Exercise details
Copy out the listing that follows, exact in every word, and skip the images.

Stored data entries
• • •

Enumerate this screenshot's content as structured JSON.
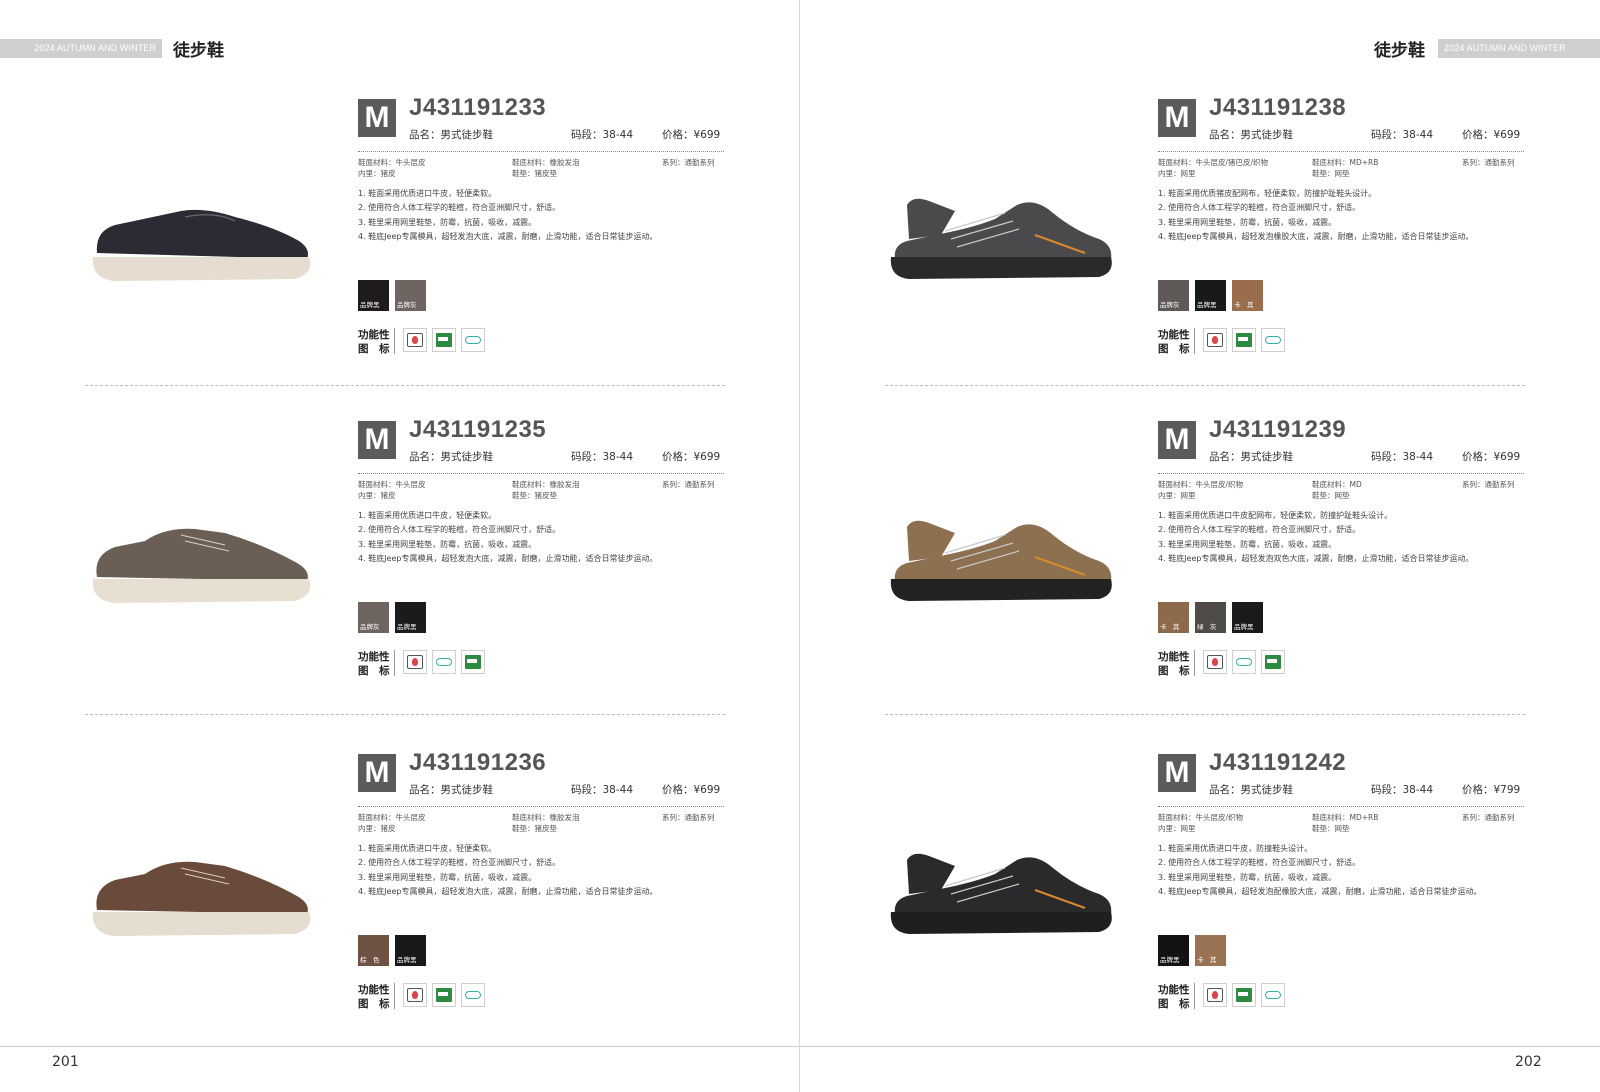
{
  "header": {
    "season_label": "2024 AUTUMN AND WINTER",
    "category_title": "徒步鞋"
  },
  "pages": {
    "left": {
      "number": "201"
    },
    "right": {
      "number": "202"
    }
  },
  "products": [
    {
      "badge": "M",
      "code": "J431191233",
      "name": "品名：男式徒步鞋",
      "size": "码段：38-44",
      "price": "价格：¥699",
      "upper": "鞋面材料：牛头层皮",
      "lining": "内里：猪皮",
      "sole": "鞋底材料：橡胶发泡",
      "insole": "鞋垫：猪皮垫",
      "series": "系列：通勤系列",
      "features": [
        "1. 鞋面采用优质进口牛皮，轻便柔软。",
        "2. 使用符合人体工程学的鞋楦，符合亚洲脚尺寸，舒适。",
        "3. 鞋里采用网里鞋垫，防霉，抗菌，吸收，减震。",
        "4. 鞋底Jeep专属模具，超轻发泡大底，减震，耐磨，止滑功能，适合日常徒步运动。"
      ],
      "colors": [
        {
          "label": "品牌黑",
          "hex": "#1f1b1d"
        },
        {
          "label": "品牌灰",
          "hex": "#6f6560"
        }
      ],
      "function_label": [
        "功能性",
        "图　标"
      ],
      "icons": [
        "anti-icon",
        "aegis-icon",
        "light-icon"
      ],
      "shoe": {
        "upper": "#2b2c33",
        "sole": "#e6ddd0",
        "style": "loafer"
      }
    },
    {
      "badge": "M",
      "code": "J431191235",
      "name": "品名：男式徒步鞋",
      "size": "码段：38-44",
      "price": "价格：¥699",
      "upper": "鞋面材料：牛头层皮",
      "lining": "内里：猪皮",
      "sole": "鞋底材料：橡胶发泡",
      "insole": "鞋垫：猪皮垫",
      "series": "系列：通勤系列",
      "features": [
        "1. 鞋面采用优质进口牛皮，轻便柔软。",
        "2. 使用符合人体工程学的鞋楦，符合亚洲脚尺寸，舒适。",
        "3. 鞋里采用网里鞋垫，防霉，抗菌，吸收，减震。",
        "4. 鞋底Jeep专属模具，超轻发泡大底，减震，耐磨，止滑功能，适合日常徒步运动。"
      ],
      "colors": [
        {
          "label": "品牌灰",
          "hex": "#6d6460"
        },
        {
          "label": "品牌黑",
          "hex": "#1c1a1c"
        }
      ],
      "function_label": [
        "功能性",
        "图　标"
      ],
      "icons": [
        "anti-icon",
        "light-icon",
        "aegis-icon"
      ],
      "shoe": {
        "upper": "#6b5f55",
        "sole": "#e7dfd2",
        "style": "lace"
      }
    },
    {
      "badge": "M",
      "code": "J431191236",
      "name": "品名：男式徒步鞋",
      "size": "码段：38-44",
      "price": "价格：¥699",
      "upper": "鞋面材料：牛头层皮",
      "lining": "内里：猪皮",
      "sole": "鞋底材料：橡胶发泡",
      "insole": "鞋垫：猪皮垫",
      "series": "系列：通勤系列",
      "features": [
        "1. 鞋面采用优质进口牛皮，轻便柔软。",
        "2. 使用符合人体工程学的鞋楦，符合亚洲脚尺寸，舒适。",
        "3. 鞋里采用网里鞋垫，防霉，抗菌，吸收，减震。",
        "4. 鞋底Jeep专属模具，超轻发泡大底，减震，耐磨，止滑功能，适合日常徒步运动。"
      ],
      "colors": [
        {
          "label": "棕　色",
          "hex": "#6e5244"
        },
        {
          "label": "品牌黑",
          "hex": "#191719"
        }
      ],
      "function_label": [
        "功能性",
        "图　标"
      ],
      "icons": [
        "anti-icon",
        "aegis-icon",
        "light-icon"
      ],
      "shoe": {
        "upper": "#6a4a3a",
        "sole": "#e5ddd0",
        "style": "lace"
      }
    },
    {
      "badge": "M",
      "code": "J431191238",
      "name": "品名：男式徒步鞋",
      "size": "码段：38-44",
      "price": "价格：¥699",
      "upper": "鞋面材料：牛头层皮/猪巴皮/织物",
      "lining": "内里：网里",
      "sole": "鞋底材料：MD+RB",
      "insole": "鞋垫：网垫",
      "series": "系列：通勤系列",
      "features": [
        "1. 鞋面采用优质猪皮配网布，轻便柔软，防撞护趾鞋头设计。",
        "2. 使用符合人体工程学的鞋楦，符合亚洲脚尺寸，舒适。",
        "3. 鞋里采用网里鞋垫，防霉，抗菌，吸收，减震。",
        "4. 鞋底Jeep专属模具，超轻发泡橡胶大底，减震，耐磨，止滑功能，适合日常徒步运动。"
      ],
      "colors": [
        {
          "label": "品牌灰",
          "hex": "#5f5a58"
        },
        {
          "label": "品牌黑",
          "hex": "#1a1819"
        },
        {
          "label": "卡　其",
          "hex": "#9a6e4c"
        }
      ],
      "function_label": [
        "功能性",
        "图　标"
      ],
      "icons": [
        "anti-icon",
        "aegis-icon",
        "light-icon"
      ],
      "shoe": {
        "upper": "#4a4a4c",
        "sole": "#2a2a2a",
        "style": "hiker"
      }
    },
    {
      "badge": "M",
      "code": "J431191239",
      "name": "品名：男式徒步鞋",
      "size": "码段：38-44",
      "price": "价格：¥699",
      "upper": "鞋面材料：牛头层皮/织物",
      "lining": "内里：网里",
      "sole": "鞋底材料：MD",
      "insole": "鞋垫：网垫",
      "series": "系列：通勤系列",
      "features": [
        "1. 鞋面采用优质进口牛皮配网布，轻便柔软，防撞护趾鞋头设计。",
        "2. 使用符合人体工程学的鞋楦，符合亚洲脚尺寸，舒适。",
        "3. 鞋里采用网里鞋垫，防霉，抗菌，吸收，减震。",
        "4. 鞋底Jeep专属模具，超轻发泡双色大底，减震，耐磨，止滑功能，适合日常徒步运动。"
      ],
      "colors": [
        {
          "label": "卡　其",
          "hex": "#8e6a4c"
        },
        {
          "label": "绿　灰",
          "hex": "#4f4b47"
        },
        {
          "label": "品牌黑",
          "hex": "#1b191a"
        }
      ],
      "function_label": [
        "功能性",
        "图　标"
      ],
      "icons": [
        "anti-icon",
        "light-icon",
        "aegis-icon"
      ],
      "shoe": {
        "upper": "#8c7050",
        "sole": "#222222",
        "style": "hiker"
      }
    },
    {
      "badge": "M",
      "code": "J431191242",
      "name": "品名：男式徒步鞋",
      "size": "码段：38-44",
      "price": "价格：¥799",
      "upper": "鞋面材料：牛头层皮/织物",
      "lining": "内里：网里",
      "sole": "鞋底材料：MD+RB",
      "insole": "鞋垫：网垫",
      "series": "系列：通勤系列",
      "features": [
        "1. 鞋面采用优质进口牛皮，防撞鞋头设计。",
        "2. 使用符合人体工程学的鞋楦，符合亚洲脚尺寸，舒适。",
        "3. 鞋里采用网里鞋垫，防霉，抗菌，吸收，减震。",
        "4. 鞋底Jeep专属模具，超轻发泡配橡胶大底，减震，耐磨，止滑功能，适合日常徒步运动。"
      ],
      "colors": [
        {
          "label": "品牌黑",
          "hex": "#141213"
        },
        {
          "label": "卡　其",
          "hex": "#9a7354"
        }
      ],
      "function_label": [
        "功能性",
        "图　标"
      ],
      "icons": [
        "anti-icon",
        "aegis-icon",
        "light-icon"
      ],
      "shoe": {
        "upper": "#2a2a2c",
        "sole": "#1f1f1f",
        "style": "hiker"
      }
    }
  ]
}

• • •

Output for this exercise
Enumerate this screenshot's content as structured JSON.
{
  "header": {
    "season_label": "2024 AUTUMN AND WINTER",
    "category_title": "徒步鞋"
  },
  "pages": {
    "left": {
      "number": "201"
    },
    "right": {
      "number": "202"
    }
  },
  "products": [
    {
      "badge": "M",
      "code": "J431191233",
      "name": "品名：男式徒步鞋",
      "size": "码段：38-44",
      "price": "价格：¥699",
      "upper": "鞋面材料：牛头层皮",
      "lining": "内里：猪皮",
      "sole": "鞋底材料：橡胶发泡",
      "insole": "鞋垫：猪皮垫",
      "series": "系列：通勤系列",
      "features": [
        "1. 鞋面采用优质进口牛皮，轻便柔软。",
        "2. 使用符合人体工程学的鞋楦，符合亚洲脚尺寸，舒适。",
        "3. 鞋里采用网里鞋垫，防霉，抗菌，吸收，减震。",
        "4. 鞋底Jeep专属模具，超轻发泡大底，减震，耐磨，止滑功能，适合日常徒步运动。"
      ],
      "colors": [
        {
          "label": "品牌黑",
          "hex": "#1f1b1d"
        },
        {
          "label": "品牌灰",
          "hex": "#6f6560"
        }
      ],
      "function_label": [
        "功能性",
        "图　标"
      ],
      "icons": [
        "anti-icon",
        "aegis-icon",
        "light-icon"
      ],
      "shoe": {
        "upper": "#2b2c33",
        "sole": "#e6ddd0",
        "style": "loafer"
      }
    },
    {
      "badge": "M",
      "code": "J431191235",
      "name": "品名：男式徒步鞋",
      "size": "码段：38-44",
      "price": "价格：¥699",
      "upper": "鞋面材料：牛头层皮",
      "lining": "内里：猪皮",
      "sole": "鞋底材料：橡胶发泡",
      "insole": "鞋垫：猪皮垫",
      "series": "系列：通勤系列",
      "features": [
        "1. 鞋面采用优质进口牛皮，轻便柔软。",
        "2. 使用符合人体工程学的鞋楦，符合亚洲脚尺寸，舒适。",
        "3. 鞋里采用网里鞋垫，防霉，抗菌，吸收，减震。",
        "4. 鞋底Jeep专属模具，超轻发泡大底，减震，耐磨，止滑功能，适合日常徒步运动。"
      ],
      "colors": [
        {
          "label": "品牌灰",
          "hex": "#6d6460"
        },
        {
          "label": "品牌黑",
          "hex": "#1c1a1c"
        }
      ],
      "function_label": [
        "功能性",
        "图　标"
      ],
      "icons": [
        "anti-icon",
        "light-icon",
        "aegis-icon"
      ],
      "shoe": {
        "upper": "#6b5f55",
        "sole": "#e7dfd2",
        "style": "lace"
      }
    },
    {
      "badge": "M",
      "code": "J431191236",
      "name": "品名：男式徒步鞋",
      "size": "码段：38-44",
      "price": "价格：¥699",
      "upper": "鞋面材料：牛头层皮",
      "lining": "内里：猪皮",
      "sole": "鞋底材料：橡胶发泡",
      "insole": "鞋垫：猪皮垫",
      "series": "系列：通勤系列",
      "features": [
        "1. 鞋面采用优质进口牛皮，轻便柔软。",
        "2. 使用符合人体工程学的鞋楦，符合亚洲脚尺寸，舒适。",
        "3. 鞋里采用网里鞋垫，防霉，抗菌，吸收，减震。",
        "4. 鞋底Jeep专属模具，超轻发泡大底，减震，耐磨，止滑功能，适合日常徒步运动。"
      ],
      "colors": [
        {
          "label": "棕　色",
          "hex": "#6e5244"
        },
        {
          "label": "品牌黑",
          "hex": "#191719"
        }
      ],
      "function_label": [
        "功能性",
        "图　标"
      ],
      "icons": [
        "anti-icon",
        "aegis-icon",
        "light-icon"
      ],
      "shoe": {
        "upper": "#6a4a3a",
        "sole": "#e5ddd0",
        "style": "lace"
      }
    },
    {
      "badge": "M",
      "code": "J431191238",
      "name": "品名：男式徒步鞋",
      "size": "码段：38-44",
      "price": "价格：¥699",
      "upper": "鞋面材料：牛头层皮/猪巴皮/织物",
      "lining": "内里：网里",
      "sole": "鞋底材料：MD+RB",
      "insole": "鞋垫：网垫",
      "series": "系列：通勤系列",
      "features": [
        "1. 鞋面采用优质猪皮配网布，轻便柔软，防撞护趾鞋头设计。",
        "2. 使用符合人体工程学的鞋楦，符合亚洲脚尺寸，舒适。",
        "3. 鞋里采用网里鞋垫，防霉，抗菌，吸收，减震。",
        "4. 鞋底Jeep专属模具，超轻发泡橡胶大底，减震，耐磨，止滑功能，适合日常徒步运动。"
      ],
      "colors": [
        {
          "label": "品牌灰",
          "hex": "#5f5a58"
        },
        {
          "label": "品牌黑",
          "hex": "#1a1819"
        },
        {
          "label": "卡　其",
          "hex": "#9a6e4c"
        }
      ],
      "function_label": [
        "功能性",
        "图　标"
      ],
      "icons": [
        "anti-icon",
        "aegis-icon",
        "light-icon"
      ],
      "shoe": {
        "upper": "#4a4a4c",
        "sole": "#2a2a2a",
        "style": "hiker"
      }
    },
    {
      "badge": "M",
      "code": "J431191239",
      "name": "品名：男式徒步鞋",
      "size": "码段：38-44",
      "price": "价格：¥699",
      "upper": "鞋面材料：牛头层皮/织物",
      "lining": "内里：网里",
      "sole": "鞋底材料：MD",
      "insole": "鞋垫：网垫",
      "series": "系列：通勤系列",
      "features": [
        "1. 鞋面采用优质进口牛皮配网布，轻便柔软，防撞护趾鞋头设计。",
        "2. 使用符合人体工程学的鞋楦，符合亚洲脚尺寸，舒适。",
        "3. 鞋里采用网里鞋垫，防霉，抗菌，吸收，减震。",
        "4. 鞋底Jeep专属模具，超轻发泡双色大底，减震，耐磨，止滑功能，适合日常徒步运动。"
      ],
      "colors": [
        {
          "label": "卡　其",
          "hex": "#8e6a4c"
        },
        {
          "label": "绿　灰",
          "hex": "#4f4b47"
        },
        {
          "label": "品牌黑",
          "hex": "#1b191a"
        }
      ],
      "function_label": [
        "功能性",
        "图　标"
      ],
      "icons": [
        "anti-icon",
        "light-icon",
        "aegis-icon"
      ],
      "shoe": {
        "upper": "#8c7050",
        "sole": "#222222",
        "style": "hiker"
      }
    },
    {
      "badge": "M",
      "code": "J431191242",
      "name": "品名：男式徒步鞋",
      "size": "码段：38-44",
      "price": "价格：¥799",
      "upper": "鞋面材料：牛头层皮/织物",
      "lining": "内里：网里",
      "sole": "鞋底材料：MD+RB",
      "insole": "鞋垫：网垫",
      "series": "系列：通勤系列",
      "features": [
        "1. 鞋面采用优质进口牛皮，防撞鞋头设计。",
        "2. 使用符合人体工程学的鞋楦，符合亚洲脚尺寸，舒适。",
        "3. 鞋里采用网里鞋垫，防霉，抗菌，吸收，减震。",
        "4. 鞋底Jeep专属模具，超轻发泡配橡胶大底，减震，耐磨，止滑功能，适合日常徒步运动。"
      ],
      "colors": [
        {
          "label": "品牌黑",
          "hex": "#141213"
        },
        {
          "label": "卡　其",
          "hex": "#9a7354"
        }
      ],
      "function_label": [
        "功能性",
        "图　标"
      ],
      "icons": [
        "anti-icon",
        "aegis-icon",
        "light-icon"
      ],
      "shoe": {
        "upper": "#2a2a2c",
        "sole": "#1f1f1f",
        "style": "hiker"
      }
    }
  ]
}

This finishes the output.